> INSTRUCTIONS TO FOLLOW
Find each line with "delle" and copy it.

[START OF DATA IN THIS EXERCISE]

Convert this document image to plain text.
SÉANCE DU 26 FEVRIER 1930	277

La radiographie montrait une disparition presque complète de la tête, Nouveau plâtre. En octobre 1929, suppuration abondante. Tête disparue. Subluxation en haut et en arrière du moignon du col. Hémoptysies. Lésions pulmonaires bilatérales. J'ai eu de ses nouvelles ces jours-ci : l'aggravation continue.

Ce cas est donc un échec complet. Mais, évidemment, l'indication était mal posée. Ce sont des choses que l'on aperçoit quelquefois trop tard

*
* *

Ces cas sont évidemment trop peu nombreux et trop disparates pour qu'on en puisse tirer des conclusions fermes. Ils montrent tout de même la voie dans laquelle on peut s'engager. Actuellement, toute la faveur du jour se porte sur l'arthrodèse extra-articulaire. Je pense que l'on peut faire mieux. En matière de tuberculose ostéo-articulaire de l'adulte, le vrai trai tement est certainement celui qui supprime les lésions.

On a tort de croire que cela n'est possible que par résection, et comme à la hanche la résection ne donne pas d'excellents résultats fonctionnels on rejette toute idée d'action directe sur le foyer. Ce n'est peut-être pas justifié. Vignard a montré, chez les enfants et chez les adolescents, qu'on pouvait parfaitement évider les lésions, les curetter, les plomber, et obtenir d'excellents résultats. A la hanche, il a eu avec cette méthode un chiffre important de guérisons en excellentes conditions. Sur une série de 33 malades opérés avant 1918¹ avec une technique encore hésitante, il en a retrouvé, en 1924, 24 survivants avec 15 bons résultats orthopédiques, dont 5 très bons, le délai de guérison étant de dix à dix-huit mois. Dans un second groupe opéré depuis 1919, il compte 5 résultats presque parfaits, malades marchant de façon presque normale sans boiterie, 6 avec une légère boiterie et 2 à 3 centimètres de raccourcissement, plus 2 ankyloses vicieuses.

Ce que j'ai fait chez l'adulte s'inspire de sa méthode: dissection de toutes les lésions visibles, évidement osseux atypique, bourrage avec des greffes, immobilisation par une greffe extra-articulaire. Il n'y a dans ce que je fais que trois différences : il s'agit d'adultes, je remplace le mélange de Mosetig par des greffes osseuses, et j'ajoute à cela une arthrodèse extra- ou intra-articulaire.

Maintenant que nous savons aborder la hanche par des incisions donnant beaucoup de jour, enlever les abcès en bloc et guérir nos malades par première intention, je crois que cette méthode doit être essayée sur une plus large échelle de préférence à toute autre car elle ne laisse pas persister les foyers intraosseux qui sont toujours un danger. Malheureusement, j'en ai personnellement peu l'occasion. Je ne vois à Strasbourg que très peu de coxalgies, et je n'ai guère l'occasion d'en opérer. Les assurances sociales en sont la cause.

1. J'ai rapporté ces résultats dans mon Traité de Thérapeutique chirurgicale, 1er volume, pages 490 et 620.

[END OF DATA IN THIS EXERCISE]
[START OF DATA IN THIS EXERCISE]

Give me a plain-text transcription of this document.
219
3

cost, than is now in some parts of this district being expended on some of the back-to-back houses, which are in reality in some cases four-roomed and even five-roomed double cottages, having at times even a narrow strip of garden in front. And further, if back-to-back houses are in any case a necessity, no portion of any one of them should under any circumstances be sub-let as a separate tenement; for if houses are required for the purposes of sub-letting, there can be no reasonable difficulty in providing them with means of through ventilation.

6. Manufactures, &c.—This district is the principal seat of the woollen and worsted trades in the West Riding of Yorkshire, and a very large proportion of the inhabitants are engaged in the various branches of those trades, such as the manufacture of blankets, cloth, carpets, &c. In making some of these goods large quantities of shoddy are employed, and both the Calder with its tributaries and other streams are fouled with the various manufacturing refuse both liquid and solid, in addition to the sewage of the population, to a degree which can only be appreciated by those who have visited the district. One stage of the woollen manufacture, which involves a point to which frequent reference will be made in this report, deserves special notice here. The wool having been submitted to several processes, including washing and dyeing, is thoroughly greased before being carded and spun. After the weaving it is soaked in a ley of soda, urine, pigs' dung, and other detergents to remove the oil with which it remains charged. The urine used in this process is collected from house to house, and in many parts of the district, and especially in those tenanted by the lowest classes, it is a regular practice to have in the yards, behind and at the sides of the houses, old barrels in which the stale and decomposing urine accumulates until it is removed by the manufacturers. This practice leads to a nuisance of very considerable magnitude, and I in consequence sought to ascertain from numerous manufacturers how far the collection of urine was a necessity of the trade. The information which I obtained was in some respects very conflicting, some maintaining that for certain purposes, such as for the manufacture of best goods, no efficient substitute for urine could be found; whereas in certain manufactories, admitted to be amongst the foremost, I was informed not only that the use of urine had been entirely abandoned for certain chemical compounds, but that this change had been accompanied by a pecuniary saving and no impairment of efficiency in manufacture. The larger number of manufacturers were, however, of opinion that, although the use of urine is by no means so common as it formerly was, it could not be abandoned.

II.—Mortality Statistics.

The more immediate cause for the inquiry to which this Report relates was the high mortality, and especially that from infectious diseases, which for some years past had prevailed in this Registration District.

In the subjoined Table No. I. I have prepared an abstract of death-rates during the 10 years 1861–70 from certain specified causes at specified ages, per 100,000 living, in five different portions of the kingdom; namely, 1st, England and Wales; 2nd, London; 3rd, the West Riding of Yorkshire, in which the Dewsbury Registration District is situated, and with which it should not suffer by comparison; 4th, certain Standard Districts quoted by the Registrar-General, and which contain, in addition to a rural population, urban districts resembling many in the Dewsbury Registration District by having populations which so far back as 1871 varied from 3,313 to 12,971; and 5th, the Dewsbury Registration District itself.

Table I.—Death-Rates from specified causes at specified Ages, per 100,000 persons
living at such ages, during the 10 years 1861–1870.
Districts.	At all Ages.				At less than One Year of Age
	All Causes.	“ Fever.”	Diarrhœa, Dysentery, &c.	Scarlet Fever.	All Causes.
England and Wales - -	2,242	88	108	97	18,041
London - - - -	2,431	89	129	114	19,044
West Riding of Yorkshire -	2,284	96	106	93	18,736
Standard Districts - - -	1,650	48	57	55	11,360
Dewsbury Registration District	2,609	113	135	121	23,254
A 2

[END OF DATA IN THIS EXERCISE]
[START OF DATA IN THIS EXERCISE]

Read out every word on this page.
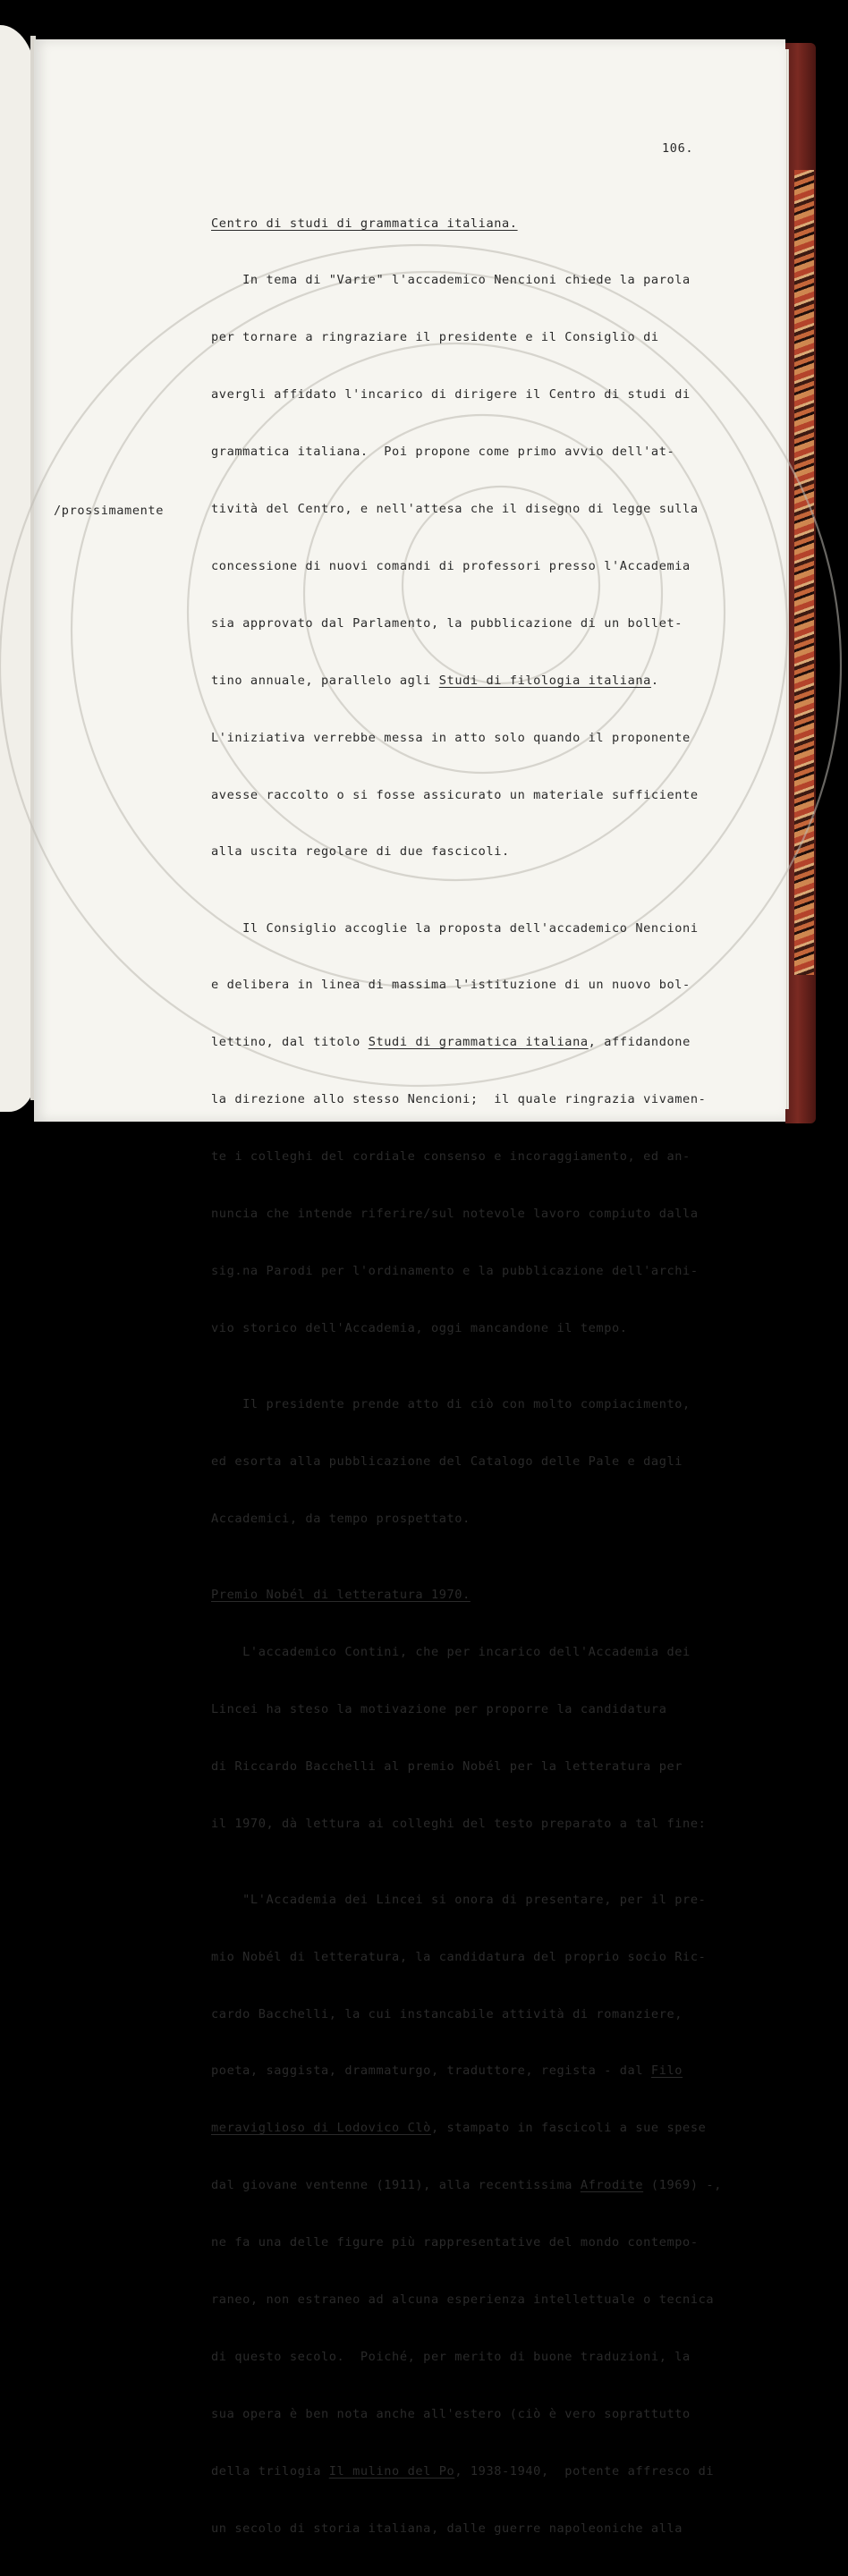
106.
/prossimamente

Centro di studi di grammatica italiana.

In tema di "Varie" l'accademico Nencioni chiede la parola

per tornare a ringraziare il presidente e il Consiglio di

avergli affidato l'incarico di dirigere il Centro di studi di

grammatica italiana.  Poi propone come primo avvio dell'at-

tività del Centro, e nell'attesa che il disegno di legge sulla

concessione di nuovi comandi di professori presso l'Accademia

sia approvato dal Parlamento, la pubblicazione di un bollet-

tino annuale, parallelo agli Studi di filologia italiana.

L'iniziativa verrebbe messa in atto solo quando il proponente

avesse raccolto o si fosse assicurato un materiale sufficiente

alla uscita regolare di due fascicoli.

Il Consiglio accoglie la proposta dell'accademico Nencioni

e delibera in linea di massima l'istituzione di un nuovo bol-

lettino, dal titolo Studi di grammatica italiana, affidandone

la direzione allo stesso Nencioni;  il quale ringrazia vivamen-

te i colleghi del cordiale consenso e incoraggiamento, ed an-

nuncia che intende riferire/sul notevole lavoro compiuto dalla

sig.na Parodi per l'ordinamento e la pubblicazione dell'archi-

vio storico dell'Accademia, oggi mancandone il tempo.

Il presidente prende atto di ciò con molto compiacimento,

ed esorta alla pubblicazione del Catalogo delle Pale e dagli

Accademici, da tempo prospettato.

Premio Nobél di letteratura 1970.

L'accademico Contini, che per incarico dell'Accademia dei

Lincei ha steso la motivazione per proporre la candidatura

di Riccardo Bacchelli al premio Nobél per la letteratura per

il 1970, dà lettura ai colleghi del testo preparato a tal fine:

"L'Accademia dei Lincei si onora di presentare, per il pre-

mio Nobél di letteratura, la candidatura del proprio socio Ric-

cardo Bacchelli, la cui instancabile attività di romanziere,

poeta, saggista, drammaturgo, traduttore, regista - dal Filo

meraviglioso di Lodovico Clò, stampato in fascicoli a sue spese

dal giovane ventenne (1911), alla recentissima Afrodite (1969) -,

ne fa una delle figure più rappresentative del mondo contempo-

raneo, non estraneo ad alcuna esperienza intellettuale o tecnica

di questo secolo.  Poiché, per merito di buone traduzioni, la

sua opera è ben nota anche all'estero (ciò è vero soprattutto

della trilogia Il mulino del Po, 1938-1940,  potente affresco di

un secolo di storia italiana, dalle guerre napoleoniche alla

[END OF DATA IN THIS EXERCISE]

> OUTPUT FOR THIS EXERCISE
ed esorta alla pubblicazione del Catalogo delle Pale e dagli
ne fa una delle figure più rappresentative del mondo contempo-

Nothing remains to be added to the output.